▸ DIRECTIONS FOR THIS TASK: Set down, without alteration, the lines from the one that contains "Read out every word on this page." through the final line of the material below.

▸ EXTRACTED ENTRIES:

==========

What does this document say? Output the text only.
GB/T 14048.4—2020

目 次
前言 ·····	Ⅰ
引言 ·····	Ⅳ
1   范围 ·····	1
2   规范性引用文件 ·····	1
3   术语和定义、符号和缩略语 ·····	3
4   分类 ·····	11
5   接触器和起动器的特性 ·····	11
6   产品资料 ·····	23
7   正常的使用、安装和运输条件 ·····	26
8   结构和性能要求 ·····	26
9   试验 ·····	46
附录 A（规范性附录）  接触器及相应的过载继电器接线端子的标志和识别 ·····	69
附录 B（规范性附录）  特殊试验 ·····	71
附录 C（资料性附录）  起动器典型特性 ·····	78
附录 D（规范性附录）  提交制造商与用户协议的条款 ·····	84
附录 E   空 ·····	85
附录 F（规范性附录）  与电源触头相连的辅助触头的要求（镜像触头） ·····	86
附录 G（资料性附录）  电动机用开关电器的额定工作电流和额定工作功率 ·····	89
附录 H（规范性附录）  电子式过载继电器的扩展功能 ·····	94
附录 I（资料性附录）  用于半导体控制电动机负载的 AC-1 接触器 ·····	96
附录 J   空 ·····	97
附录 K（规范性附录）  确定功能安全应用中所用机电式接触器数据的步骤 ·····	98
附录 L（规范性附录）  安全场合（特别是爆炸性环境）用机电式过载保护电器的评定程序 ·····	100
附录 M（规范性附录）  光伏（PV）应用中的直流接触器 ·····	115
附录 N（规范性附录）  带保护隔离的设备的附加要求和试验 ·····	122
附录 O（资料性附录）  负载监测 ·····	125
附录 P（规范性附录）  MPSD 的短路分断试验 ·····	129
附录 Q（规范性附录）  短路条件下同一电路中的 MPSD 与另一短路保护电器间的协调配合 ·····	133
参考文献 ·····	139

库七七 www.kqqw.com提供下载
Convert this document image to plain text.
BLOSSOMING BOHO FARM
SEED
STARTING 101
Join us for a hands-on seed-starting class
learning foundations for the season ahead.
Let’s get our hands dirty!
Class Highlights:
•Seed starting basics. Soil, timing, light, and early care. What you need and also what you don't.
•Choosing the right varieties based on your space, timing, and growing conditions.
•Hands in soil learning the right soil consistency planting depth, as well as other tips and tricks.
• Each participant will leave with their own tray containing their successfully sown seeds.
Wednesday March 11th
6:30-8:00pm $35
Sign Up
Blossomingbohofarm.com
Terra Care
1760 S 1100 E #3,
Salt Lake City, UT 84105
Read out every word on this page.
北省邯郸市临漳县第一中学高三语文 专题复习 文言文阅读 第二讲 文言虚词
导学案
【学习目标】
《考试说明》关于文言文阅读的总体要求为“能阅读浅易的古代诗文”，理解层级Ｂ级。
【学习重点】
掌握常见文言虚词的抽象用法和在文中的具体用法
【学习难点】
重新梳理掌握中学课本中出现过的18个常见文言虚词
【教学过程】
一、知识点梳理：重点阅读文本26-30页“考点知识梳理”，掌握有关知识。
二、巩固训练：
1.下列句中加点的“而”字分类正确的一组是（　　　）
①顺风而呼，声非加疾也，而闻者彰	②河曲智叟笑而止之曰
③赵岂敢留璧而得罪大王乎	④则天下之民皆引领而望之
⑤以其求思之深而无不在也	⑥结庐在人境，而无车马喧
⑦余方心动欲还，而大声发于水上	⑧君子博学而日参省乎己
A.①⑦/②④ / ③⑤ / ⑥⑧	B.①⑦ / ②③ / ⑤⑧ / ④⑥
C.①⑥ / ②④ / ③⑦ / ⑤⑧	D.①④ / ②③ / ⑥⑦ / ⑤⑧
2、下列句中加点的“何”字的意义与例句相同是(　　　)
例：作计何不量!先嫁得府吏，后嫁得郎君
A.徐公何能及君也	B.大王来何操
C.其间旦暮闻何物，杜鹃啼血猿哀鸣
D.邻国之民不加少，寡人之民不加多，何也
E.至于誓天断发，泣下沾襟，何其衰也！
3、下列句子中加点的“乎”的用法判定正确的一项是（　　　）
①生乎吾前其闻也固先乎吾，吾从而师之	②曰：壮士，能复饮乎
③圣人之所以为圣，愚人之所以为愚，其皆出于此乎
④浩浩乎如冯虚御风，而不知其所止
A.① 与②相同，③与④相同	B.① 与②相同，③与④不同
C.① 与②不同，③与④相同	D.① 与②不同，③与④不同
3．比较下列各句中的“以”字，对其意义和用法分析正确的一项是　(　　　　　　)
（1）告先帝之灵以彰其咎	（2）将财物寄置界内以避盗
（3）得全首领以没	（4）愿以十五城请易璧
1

==========

▸ THE ANSWER:
Read out every word on this page.
北省邯郸市临漳县第一中学高三语文 专题复习 文言文阅读 第二讲 文言虚词
导学案
【学习目标】
《考试说明》关于文言文阅读的总体要求为“能阅读浅易的古代诗文”，理解层级Ｂ级。
【学习重点】
掌握常见文言虚词的抽象用法和在文中的具体用法
【学习难点】
重新梳理掌握中学课本中出现过的18个常见文言虚词
【教学过程】
一、知识点梳理：重点阅读文本26-30页“考点知识梳理”，掌握有关知识。
二、巩固训练：
1.下列句中加点的“而”字分类正确的一组是（　　　）
①顺风而呼，声非加疾也，而闻者彰	②河曲智叟笑而止之曰
③赵岂敢留璧而得罪大王乎	④则天下之民皆引领而望之
⑤以其求思之深而无不在也	⑥结庐在人境，而无车马喧
⑦余方心动欲还，而大声发于水上	⑧君子博学而日参省乎己
A.①⑦/②④ / ③⑤ / ⑥⑧	B.①⑦ / ②③ / ⑤⑧ / ④⑥
C.①⑥ / ②④ / ③⑦ / ⑤⑧	D.①④ / ②③ / ⑥⑦ / ⑤⑧
2、下列句中加点的“何”字的意义与例句相同是(　　　)
例：作计何不量!先嫁得府吏，后嫁得郎君
A.徐公何能及君也	B.大王来何操
C.其间旦暮闻何物，杜鹃啼血猿哀鸣
D.邻国之民不加少，寡人之民不加多，何也
E.至于誓天断发，泣下沾襟，何其衰也！
3、下列句子中加点的“乎”的用法判定正确的一项是（　　　）
①生乎吾前其闻也固先乎吾，吾从而师之	②曰：壮士，能复饮乎
③圣人之所以为圣，愚人之所以为愚，其皆出于此乎
④浩浩乎如冯虚御风，而不知其所止
A.① 与②相同，③与④相同	B.① 与②相同，③与④不同
C.① 与②不同，③与④相同	D.① 与②不同，③与④不同
3．比较下列各句中的“以”字，对其意义和用法分析正确的一项是　(　　　　　　)
（1）告先帝之灵以彰其咎	（2）将财物寄置界内以避盗
（3）得全首领以没	（4）愿以十五城请易璧
1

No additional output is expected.